# [TASK TO COMPLETE]
Below is a listing; write it out exactly and drop any images from it.
[Begin SUPPLIED RECORDS]
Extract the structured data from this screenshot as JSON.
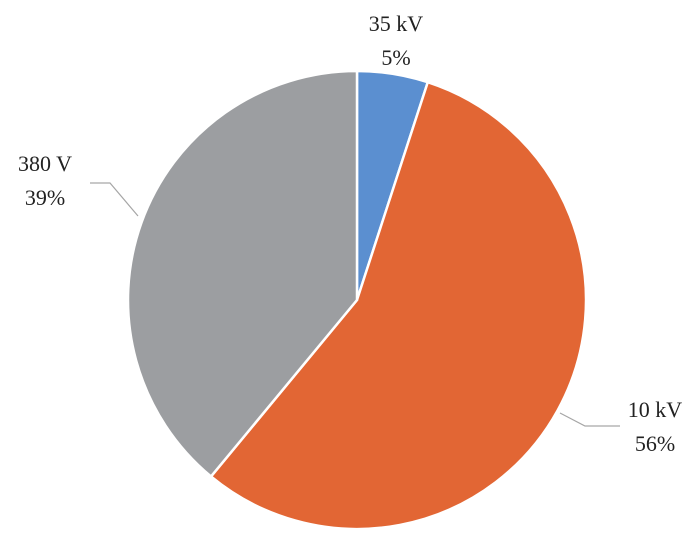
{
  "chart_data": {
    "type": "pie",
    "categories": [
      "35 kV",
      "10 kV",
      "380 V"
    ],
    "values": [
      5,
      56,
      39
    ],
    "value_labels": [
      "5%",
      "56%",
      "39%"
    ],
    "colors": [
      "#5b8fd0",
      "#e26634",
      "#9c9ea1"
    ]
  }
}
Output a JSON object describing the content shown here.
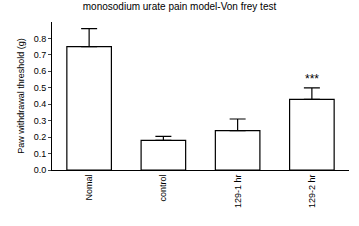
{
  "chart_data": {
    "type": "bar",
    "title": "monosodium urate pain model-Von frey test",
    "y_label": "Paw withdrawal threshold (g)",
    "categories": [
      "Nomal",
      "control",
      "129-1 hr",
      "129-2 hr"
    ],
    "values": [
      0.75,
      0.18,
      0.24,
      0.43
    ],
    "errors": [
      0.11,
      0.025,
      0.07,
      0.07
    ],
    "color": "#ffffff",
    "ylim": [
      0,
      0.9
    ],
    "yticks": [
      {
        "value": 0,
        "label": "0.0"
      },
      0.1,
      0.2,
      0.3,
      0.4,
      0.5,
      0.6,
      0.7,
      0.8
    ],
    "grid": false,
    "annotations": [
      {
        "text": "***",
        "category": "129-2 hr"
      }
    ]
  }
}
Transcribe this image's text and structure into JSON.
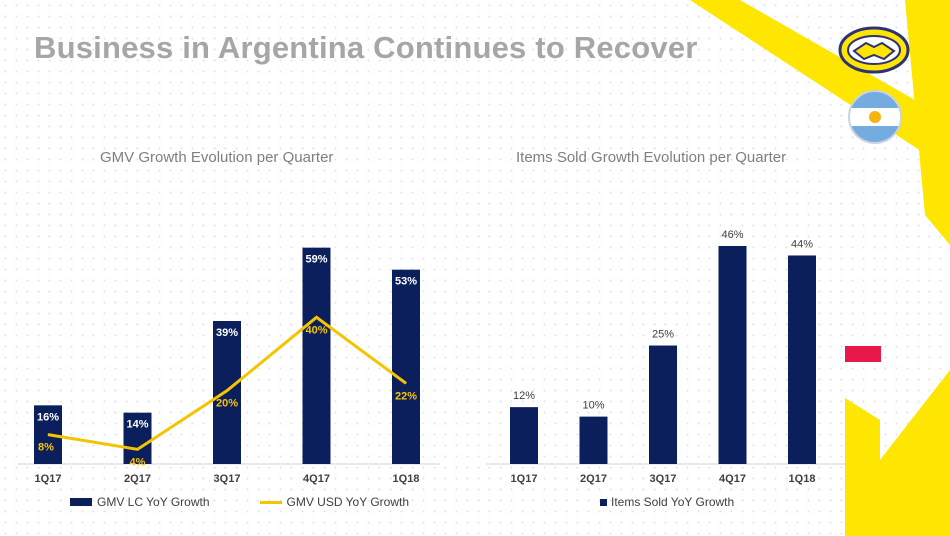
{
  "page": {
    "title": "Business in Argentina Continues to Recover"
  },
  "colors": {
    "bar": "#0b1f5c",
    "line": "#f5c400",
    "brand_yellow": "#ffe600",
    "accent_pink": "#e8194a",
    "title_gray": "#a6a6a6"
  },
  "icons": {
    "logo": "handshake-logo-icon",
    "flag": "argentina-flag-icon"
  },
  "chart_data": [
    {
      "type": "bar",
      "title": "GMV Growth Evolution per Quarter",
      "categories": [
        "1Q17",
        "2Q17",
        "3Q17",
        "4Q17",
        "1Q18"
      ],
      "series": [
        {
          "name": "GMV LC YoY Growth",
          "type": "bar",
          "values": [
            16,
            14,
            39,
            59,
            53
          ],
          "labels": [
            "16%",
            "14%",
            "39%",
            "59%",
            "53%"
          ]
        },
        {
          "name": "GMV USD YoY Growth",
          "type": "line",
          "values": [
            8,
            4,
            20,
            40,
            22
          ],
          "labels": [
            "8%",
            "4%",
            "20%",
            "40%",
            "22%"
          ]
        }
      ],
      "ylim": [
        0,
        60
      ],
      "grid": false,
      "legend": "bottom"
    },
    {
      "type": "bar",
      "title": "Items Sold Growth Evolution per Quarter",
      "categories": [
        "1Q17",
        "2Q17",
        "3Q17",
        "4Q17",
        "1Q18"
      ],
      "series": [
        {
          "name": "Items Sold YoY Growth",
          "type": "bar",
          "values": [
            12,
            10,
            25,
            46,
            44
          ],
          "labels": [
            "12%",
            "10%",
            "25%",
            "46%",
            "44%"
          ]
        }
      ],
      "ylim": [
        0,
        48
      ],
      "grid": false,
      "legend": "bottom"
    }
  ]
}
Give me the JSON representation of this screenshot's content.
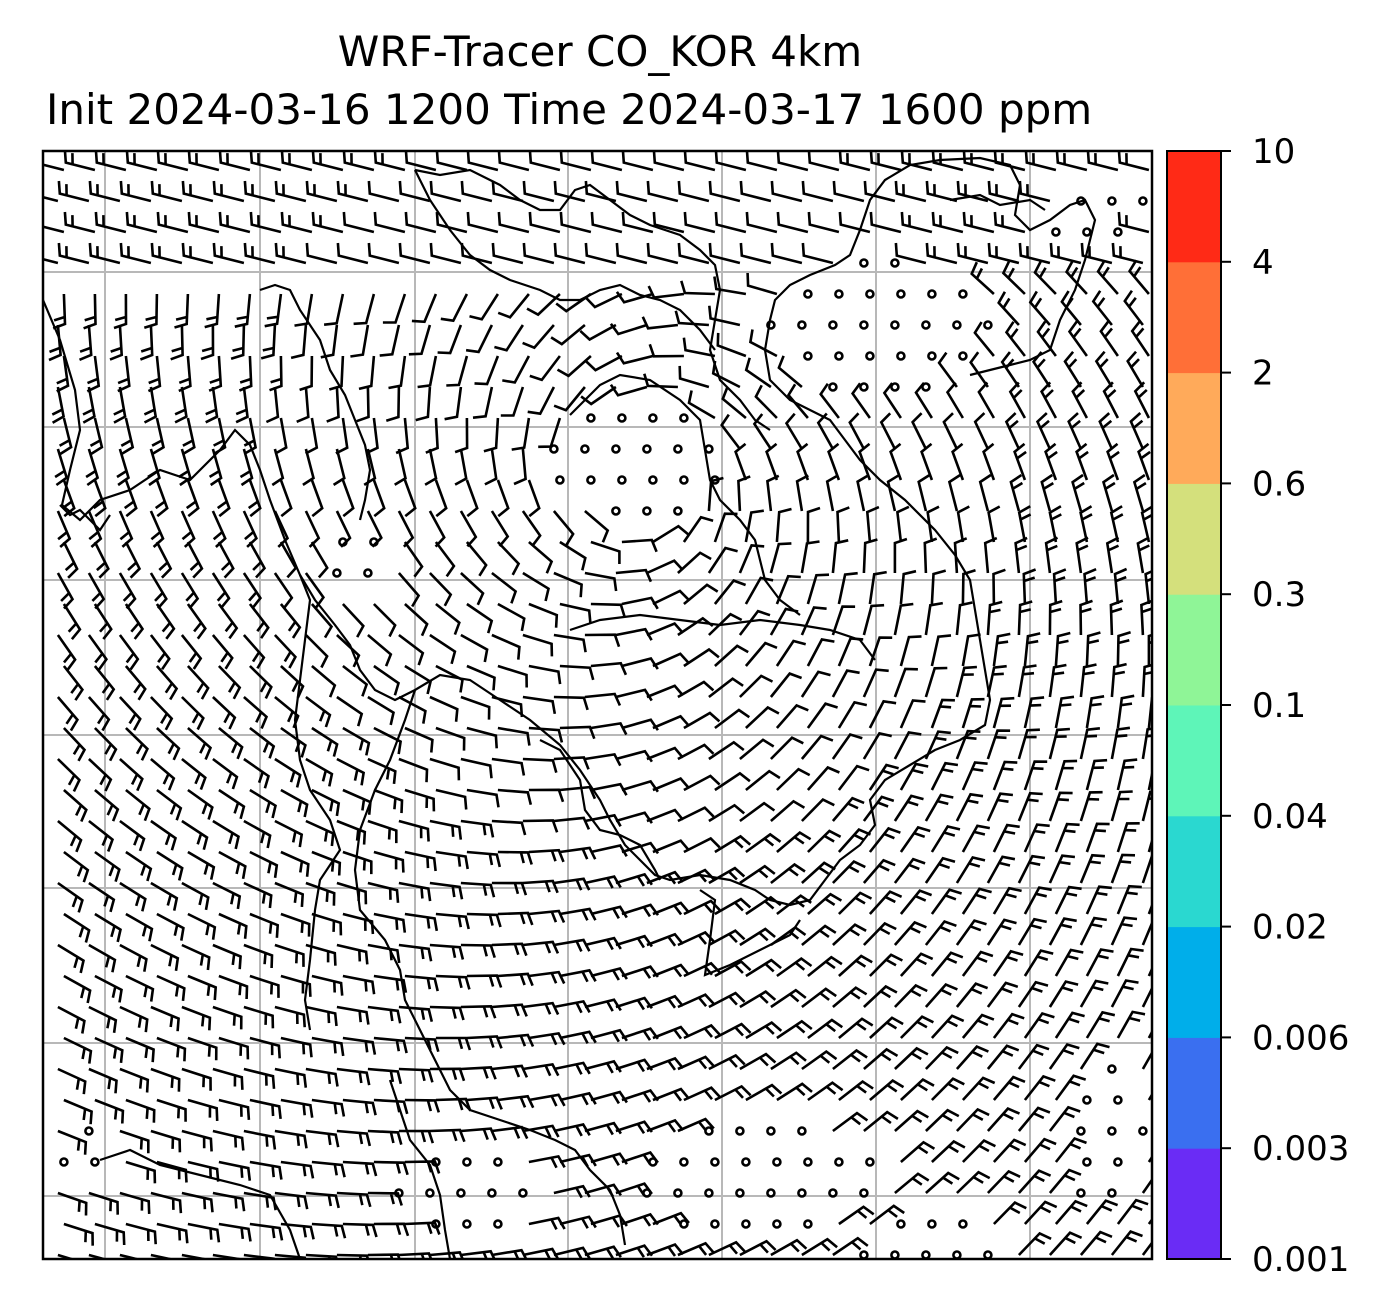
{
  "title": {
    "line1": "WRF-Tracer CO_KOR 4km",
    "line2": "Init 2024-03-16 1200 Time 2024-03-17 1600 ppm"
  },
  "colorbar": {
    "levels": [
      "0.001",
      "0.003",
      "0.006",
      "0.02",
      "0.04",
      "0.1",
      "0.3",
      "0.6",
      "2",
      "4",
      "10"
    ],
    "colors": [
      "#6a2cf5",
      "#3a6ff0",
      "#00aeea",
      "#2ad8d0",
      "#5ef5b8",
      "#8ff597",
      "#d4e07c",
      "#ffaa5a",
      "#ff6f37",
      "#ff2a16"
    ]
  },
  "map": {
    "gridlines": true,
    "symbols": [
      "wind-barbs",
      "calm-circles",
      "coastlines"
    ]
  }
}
[End SUPPLIED RECORDS]
# [RESULT OF THE TASK]
Extract the structured data from this screenshot as JSON.
{
  "chart_data": {
    "type": "pie",
    "categories": [
      "35 kV",
      "10 kV",
      "380 V"
    ],
    "values": [
      5,
      56,
      39
    ],
    "value_labels": [
      "5%",
      "56%",
      "39%"
    ],
    "colors": [
      "#5b8fd0",
      "#e26634",
      "#9c9ea1"
    ]
  }
}
Output a JSON object describing the content shown here.
{
  "chart_data": {
    "type": "bar",
    "title": "monosodium urate pain model-Von frey test",
    "y_label": "Paw withdrawal threshold (g)",
    "categories": [
      "Nomal",
      "control",
      "129-1 hr",
      "129-2 hr"
    ],
    "values": [
      0.75,
      0.18,
      0.24,
      0.43
    ],
    "errors": [
      0.11,
      0.025,
      0.07,
      0.07
    ],
    "color": "#ffffff",
    "ylim": [
      0,
      0.9
    ],
    "yticks": [
      {
        "value": 0,
        "label": "0.0"
      },
      0.1,
      0.2,
      0.3,
      0.4,
      0.5,
      0.6,
      0.7,
      0.8
    ],
    "grid": false,
    "annotations": [
      {
        "text": "***",
        "category": "129-2 hr"
      }
    ]
  }
}
Transcribe this image's text and structure into JSON.
{
  "page": {
    "title": "Business in Argentina Continues to Recover"
  },
  "colors": {
    "bar": "#0b1f5c",
    "line": "#f5c400",
    "brand_yellow": "#ffe600",
    "accent_pink": "#e8194a",
    "title_gray": "#a6a6a6"
  },
  "icons": {
    "logo": "handshake-logo-icon",
    "flag": "argentina-flag-icon"
  },
  "chart_data": [
    {
      "type": "bar",
      "title": "GMV Growth Evolution per Quarter",
      "categories": [
        "1Q17",
        "2Q17",
        "3Q17",
        "4Q17",
        "1Q18"
      ],
      "series": [
        {
          "name": "GMV LC YoY Growth",
          "type": "bar",
          "values": [
            16,
            14,
            39,
            59,
            53
          ],
          "labels": [
            "16%",
            "14%",
            "39%",
            "59%",
            "53%"
          ]
        },
        {
          "name": "GMV USD YoY Growth",
          "type": "line",
          "values": [
            8,
            4,
            20,
            40,
            22
          ],
          "labels": [
            "8%",
            "4%",
            "20%",
            "40%",
            "22%"
          ]
        }
      ],
      "ylim": [
        0,
        60
      ],
      "grid": false,
      "legend": "bottom"
    },
    {
      "type": "bar",
      "title": "Items Sold Growth Evolution per Quarter",
      "categories": [
        "1Q17",
        "2Q17",
        "3Q17",
        "4Q17",
        "1Q18"
      ],
      "series": [
        {
          "name": "Items Sold YoY Growth",
          "type": "bar",
          "values": [
            12,
            10,
            25,
            46,
            44
          ],
          "labels": [
            "12%",
            "10%",
            "25%",
            "46%",
            "44%"
          ]
        }
      ],
      "ylim": [
        0,
        48
      ],
      "grid": false,
      "legend": "bottom"
    }
  ]
}
Give me the JSON representation of this screenshot's content.
{
  "title": {
    "line1": "WRF-Tracer CO_KOR 4km",
    "line2": "Init 2024-03-16 1200 Time 2024-03-17 1600 ppm"
  },
  "colorbar": {
    "levels": [
      "0.001",
      "0.003",
      "0.006",
      "0.02",
      "0.04",
      "0.1",
      "0.3",
      "0.6",
      "2",
      "4",
      "10"
    ],
    "colors": [
      "#6a2cf5",
      "#3a6ff0",
      "#00aeea",
      "#2ad8d0",
      "#5ef5b8",
      "#8ff597",
      "#d4e07c",
      "#ffaa5a",
      "#ff6f37",
      "#ff2a16"
    ]
  },
  "map": {
    "gridlines": true,
    "symbols": [
      "wind-barbs",
      "calm-circles",
      "coastlines"
    ]
  }
}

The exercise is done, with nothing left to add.